Task instructions => Reproduce everything from the beginning of the material down through the line containing "x-axis-label: Wavelength (nm)", including both ends, with no change to any character.

Source records =>

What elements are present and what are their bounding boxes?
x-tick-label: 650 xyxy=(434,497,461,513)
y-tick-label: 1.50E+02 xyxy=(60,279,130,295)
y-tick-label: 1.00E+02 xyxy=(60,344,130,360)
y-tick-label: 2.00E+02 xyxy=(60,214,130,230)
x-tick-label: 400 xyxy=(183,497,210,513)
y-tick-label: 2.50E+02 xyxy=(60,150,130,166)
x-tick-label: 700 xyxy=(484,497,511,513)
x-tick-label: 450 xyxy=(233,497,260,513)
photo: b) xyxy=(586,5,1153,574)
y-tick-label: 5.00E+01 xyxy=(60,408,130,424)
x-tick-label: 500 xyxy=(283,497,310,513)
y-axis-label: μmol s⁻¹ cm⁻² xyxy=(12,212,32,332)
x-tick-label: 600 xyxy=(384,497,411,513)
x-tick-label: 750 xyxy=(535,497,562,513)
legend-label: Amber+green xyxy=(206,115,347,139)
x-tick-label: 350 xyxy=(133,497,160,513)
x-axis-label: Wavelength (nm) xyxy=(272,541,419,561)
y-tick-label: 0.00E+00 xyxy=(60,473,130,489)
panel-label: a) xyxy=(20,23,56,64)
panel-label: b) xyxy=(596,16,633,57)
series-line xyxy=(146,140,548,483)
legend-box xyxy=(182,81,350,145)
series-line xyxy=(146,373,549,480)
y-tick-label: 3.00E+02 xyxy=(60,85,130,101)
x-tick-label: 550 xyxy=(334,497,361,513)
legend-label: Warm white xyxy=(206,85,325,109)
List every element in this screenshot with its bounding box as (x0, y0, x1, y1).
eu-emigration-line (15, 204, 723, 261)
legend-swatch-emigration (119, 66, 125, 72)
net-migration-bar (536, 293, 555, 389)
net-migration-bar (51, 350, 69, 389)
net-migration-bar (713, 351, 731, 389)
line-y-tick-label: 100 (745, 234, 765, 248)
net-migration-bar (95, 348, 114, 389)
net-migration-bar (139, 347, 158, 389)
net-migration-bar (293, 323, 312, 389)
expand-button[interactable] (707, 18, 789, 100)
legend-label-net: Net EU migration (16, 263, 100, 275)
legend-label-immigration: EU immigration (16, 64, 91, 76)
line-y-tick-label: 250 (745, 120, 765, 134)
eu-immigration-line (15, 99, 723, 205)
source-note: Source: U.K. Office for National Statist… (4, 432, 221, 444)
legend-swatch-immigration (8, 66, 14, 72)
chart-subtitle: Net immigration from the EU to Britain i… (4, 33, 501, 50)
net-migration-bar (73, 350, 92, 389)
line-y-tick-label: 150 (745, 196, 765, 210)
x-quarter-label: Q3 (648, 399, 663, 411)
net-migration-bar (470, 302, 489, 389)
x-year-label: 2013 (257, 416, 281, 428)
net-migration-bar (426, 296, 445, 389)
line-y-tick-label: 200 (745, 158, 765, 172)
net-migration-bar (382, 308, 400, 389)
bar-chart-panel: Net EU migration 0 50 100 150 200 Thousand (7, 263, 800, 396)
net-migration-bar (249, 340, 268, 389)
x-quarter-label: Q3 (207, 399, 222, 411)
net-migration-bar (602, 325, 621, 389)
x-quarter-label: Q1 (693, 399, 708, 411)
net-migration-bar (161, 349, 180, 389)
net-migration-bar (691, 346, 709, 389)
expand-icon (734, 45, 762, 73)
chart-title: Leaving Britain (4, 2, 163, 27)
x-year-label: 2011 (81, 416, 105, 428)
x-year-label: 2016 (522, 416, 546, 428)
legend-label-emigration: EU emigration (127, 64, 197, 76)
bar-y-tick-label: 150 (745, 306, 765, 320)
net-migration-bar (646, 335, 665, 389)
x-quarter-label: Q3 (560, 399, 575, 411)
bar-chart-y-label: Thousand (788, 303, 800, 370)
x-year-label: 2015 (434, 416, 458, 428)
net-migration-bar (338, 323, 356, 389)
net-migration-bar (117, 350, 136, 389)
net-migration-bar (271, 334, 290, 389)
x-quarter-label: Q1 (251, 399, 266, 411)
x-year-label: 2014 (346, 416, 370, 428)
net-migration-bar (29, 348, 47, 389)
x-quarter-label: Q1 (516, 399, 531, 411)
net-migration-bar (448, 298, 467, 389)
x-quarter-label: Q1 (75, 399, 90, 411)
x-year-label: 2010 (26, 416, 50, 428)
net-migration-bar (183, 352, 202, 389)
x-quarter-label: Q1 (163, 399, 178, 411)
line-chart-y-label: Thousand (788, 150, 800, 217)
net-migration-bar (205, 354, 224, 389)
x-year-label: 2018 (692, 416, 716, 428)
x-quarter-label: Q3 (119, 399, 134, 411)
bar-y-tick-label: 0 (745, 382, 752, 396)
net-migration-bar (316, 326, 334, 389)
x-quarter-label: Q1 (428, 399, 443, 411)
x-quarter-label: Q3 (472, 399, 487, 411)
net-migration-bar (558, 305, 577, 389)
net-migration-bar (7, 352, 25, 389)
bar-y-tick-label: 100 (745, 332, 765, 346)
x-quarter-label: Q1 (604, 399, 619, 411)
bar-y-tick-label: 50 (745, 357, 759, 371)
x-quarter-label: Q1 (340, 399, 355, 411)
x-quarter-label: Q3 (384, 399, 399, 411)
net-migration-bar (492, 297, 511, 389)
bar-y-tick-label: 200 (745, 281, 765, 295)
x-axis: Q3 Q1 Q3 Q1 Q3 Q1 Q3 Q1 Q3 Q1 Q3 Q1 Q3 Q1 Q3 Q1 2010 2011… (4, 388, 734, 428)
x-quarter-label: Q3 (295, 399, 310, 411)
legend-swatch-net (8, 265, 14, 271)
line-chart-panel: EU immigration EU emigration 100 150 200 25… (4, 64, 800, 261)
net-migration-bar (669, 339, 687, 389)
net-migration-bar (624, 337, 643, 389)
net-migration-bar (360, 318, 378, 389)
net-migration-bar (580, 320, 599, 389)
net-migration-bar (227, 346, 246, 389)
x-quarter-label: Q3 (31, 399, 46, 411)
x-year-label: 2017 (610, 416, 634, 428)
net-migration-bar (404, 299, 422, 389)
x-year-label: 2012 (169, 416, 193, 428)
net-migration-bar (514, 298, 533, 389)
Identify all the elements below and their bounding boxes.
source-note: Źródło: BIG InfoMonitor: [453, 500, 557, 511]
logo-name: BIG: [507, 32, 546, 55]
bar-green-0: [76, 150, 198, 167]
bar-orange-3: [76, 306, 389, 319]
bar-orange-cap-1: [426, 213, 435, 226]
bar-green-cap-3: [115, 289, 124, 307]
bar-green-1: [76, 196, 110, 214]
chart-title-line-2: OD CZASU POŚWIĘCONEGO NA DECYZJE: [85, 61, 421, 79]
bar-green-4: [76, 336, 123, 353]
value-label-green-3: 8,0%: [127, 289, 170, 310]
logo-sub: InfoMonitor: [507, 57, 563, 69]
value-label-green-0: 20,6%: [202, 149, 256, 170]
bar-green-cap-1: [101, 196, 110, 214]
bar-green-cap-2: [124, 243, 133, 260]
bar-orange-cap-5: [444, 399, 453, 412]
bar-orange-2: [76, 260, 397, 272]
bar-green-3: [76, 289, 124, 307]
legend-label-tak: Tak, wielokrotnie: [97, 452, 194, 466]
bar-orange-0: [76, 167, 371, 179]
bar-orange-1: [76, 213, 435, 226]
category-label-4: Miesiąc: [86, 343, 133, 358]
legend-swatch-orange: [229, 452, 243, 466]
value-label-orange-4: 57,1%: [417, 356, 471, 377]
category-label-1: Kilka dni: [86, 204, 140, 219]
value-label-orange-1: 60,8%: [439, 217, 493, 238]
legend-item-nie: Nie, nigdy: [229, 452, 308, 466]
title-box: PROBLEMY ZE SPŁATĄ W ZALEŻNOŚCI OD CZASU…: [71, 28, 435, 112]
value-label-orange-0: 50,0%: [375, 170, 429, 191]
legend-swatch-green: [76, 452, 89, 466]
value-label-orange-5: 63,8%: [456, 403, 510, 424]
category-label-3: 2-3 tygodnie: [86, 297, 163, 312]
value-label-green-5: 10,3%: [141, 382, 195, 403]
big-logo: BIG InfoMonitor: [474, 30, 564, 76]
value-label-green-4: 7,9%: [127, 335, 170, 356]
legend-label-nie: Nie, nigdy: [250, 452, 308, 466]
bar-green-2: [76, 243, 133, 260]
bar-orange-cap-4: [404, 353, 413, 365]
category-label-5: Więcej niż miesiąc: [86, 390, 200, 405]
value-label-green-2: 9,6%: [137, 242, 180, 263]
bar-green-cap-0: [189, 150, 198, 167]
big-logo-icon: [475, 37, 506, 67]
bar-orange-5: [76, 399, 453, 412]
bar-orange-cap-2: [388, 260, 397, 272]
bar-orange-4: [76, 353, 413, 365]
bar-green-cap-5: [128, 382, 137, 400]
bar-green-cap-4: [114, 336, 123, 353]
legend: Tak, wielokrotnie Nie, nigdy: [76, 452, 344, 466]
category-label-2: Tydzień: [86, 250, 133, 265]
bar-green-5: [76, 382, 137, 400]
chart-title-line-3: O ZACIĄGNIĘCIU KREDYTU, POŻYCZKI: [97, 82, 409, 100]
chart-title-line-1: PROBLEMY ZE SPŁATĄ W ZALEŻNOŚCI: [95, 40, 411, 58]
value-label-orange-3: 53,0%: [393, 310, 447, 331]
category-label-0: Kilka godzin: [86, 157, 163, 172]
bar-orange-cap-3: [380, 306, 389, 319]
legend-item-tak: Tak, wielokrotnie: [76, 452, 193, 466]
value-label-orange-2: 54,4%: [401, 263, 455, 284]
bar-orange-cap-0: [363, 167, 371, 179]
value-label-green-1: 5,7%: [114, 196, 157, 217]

Solved exercise =>
What elements are present and what are their bounding boxes?
x-tick-label: 650 xyxy=(434,497,461,513)
y-tick-label: 1.50E+02 xyxy=(60,279,130,295)
y-tick-label: 1.00E+02 xyxy=(60,344,130,360)
y-tick-label: 2.00E+02 xyxy=(60,214,130,230)
x-tick-label: 400 xyxy=(183,497,210,513)
y-tick-label: 2.50E+02 xyxy=(60,150,130,166)
x-tick-label: 700 xyxy=(484,497,511,513)
x-tick-label: 450 xyxy=(233,497,260,513)
photo: b) xyxy=(586,5,1153,574)
y-tick-label: 5.00E+01 xyxy=(60,408,130,424)
x-tick-label: 500 xyxy=(283,497,310,513)
y-axis-label: μmol s⁻¹ cm⁻² xyxy=(12,212,32,332)
x-tick-label: 600 xyxy=(384,497,411,513)
x-tick-label: 750 xyxy=(535,497,562,513)
legend-label: Amber+green xyxy=(206,115,347,139)
x-tick-label: 350 xyxy=(133,497,160,513)
x-axis-label: Wavelength (nm) xyxy=(272,541,419,561)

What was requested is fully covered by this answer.